Provided data
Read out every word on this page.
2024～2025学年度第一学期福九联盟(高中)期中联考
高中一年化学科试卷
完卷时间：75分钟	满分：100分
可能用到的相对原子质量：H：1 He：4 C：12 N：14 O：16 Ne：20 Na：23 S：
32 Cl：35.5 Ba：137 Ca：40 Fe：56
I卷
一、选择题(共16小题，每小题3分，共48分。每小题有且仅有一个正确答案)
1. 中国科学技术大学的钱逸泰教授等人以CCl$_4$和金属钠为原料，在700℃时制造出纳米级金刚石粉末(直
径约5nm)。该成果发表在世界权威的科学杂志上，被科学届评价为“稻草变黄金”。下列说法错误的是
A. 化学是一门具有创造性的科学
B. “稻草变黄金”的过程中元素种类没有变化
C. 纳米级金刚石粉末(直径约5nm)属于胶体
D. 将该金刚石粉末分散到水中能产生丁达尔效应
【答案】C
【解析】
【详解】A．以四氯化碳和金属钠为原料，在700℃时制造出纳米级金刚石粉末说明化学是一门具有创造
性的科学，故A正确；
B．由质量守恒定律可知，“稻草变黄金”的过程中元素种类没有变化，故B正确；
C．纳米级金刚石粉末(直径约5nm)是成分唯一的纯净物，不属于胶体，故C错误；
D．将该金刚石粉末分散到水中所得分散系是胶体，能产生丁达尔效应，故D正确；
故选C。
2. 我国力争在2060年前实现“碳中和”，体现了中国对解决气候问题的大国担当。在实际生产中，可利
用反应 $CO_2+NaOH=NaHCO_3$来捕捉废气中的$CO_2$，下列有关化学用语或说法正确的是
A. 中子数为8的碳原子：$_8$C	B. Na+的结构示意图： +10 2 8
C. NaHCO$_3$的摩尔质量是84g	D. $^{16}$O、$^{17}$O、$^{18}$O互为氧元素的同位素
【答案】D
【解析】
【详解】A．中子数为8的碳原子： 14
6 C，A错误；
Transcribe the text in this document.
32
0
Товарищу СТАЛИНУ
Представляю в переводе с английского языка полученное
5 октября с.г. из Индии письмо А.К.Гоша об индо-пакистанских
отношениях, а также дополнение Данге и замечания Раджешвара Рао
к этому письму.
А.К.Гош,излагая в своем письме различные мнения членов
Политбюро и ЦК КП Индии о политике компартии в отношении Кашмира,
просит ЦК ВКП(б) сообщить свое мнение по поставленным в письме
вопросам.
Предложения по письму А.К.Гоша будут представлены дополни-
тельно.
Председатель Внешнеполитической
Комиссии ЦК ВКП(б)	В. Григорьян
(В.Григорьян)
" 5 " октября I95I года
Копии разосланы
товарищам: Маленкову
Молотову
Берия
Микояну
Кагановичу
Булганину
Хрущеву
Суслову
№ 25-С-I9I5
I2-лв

Set task
Exactly reproduce every line of the records.

Final result
Read out every word on this page.
2024～2025学年度第一学期福九联盟(高中)期中联考
高中一年化学科试卷
完卷时间：75分钟	满分：100分
可能用到的相对原子质量：H：1 He：4 C：12 N：14 O：16 Ne：20 Na：23 S：
32 Cl：35.5 Ba：137 Ca：40 Fe：56
I卷
一、选择题(共16小题，每小题3分，共48分。每小题有且仅有一个正确答案)
1. 中国科学技术大学的钱逸泰教授等人以CCl$_4$和金属钠为原料，在700℃时制造出纳米级金刚石粉末(直
径约5nm)。该成果发表在世界权威的科学杂志上，被科学届评价为“稻草变黄金”。下列说法错误的是
A. 化学是一门具有创造性的科学
B. “稻草变黄金”的过程中元素种类没有变化
C. 纳米级金刚石粉末(直径约5nm)属于胶体
D. 将该金刚石粉末分散到水中能产生丁达尔效应
【答案】C
【解析】
【详解】A．以四氯化碳和金属钠为原料，在700℃时制造出纳米级金刚石粉末说明化学是一门具有创造
性的科学，故A正确；
B．由质量守恒定律可知，“稻草变黄金”的过程中元素种类没有变化，故B正确；
C．纳米级金刚石粉末(直径约5nm)是成分唯一的纯净物，不属于胶体，故C错误；
D．将该金刚石粉末分散到水中所得分散系是胶体，能产生丁达尔效应，故D正确；
故选C。
2. 我国力争在2060年前实现“碳中和”，体现了中国对解决气候问题的大国担当。在实际生产中，可利
用反应 $CO_2+NaOH=NaHCO_3$来捕捉废气中的$CO_2$，下列有关化学用语或说法正确的是
A. 中子数为8的碳原子：$_8$C	B. Na+的结构示意图： +10 2 8
C. NaHCO$_3$的摩尔质量是84g	D. $^{16}$O、$^{17}$O、$^{18}$O互为氧元素的同位素
【答案】D
【解析】
【详解】A．中子数为8的碳原子： 14
6 C，A错误；
Transcribe the text in this document.
32
0
Товарищу СТАЛИНУ
Представляю в переводе с английского языка полученное
5 октября с.г. из Индии письмо А.К.Гоша об индо-пакистанских
отношениях, а также дополнение Данге и замечания Раджешвара Рао
к этому письму.
А.К.Гош,излагая в своем письме различные мнения членов
Политбюро и ЦК КП Индии о политике компартии в отношении Кашмира,
просит ЦК ВКП(б) сообщить свое мнение по поставленным в письме
вопросам.
Предложения по письму А.К.Гоша будут представлены дополни-
тельно.
Председатель Внешнеполитической
Комиссии ЦК ВКП(б)	В. Григорьян
(В.Григорьян)
" 5 " октября I95I года
Копии разосланы
товарищам: Маленкову
Молотову
Берия
Микояну
Кагановичу
Булганину
Хрущеву
Суслову
№ 25-С-I9I5
I2-лв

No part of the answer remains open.